**Exercise details:**
Your task is to transcribe the data in full.

Dataset excerpt

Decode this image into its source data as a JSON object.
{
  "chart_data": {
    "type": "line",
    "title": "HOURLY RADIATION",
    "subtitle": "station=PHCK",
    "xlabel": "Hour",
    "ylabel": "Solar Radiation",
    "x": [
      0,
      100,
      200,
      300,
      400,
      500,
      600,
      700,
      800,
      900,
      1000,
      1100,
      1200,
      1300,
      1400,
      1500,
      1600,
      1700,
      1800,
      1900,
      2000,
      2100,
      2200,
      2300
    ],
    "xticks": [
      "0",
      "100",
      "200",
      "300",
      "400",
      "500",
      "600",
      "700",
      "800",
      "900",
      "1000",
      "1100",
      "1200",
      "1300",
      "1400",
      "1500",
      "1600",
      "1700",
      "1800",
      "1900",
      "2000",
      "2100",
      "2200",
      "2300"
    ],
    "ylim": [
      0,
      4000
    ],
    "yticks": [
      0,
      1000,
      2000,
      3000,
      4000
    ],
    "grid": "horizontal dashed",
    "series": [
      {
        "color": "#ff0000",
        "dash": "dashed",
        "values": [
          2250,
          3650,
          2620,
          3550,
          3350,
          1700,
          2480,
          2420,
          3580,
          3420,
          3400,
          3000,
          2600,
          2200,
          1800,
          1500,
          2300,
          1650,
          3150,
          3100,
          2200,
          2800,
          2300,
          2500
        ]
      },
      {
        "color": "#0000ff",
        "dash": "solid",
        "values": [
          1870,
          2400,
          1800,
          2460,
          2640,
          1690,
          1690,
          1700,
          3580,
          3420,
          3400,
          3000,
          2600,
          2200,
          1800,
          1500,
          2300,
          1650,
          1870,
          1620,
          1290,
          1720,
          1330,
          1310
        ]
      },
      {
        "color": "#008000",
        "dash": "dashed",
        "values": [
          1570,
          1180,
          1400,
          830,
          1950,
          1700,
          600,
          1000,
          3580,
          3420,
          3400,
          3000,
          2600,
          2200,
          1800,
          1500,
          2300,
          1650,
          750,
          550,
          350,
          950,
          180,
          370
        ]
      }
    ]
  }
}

**Exercise output:**
Decode this image into its source data as a JSON object.
{
  "chart_data": {
    "type": "line",
    "title": "HOURLY RADIATION",
    "subtitle": "station=PHCK",
    "xlabel": "Hour",
    "ylabel": "Solar Radiation",
    "x": [
      0,
      100,
      200,
      300,
      400,
      500,
      600,
      700,
      800,
      900,
      1000,
      1100,
      1200,
      1300,
      1400,
      1500,
      1600,
      1700,
      1800,
      1900,
      2000,
      2100,
      2200,
      2300
    ],
    "xticks": [
      "0",
      "100",
      "200",
      "300",
      "400",
      "500",
      "600",
      "700",
      "800",
      "900",
      "1000",
      "1100",
      "1200",
      "1300",
      "1400",
      "1500",
      "1600",
      "1700",
      "1800",
      "1900",
      "2000",
      "2100",
      "2200",
      "2300"
    ],
    "ylim": [
      0,
      4000
    ],
    "yticks": [
      0,
      1000,
      2000,
      3000,
      4000
    ],
    "grid": "horizontal dashed",
    "series": [
      {
        "color": "#ff0000",
        "dash": "dashed",
        "values": [
          2250,
          3650,
          2620,
          3550,
          3350,
          1700,
          2480,
          2420,
          3580,
          3420,
          3400,
          3000,
          2600,
          2200,
          1800,
          1500,
          2300,
          1650,
          3150,
          3100,
          2200,
          2800,
          2300,
          2500
        ]
      },
      {
        "color": "#0000ff",
        "dash": "solid",
        "values": [
          1870,
          2400,
          1800,
          2460,
          2640,
          1690,
          1690,
          1700,
          3580,
          3420,
          3400,
          3000,
          2600,
          2200,
          1800,
          1500,
          2300,
          1650,
          1870,
          1620,
          1290,
          1720,
          1330,
          1310
        ]
      },
      {
        "color": "#008000",
        "dash": "dashed",
        "values": [
          1570,
          1180,
          1400,
          830,
          1950,
          1700,
          600,
          1000,
          3580,
          3420,
          3400,
          3000,
          2600,
          2200,
          1800,
          1500,
          2300,
          1650,
          750,
          550,
          350,
          950,
          180,
          370
        ]
      }
    ]
  }
}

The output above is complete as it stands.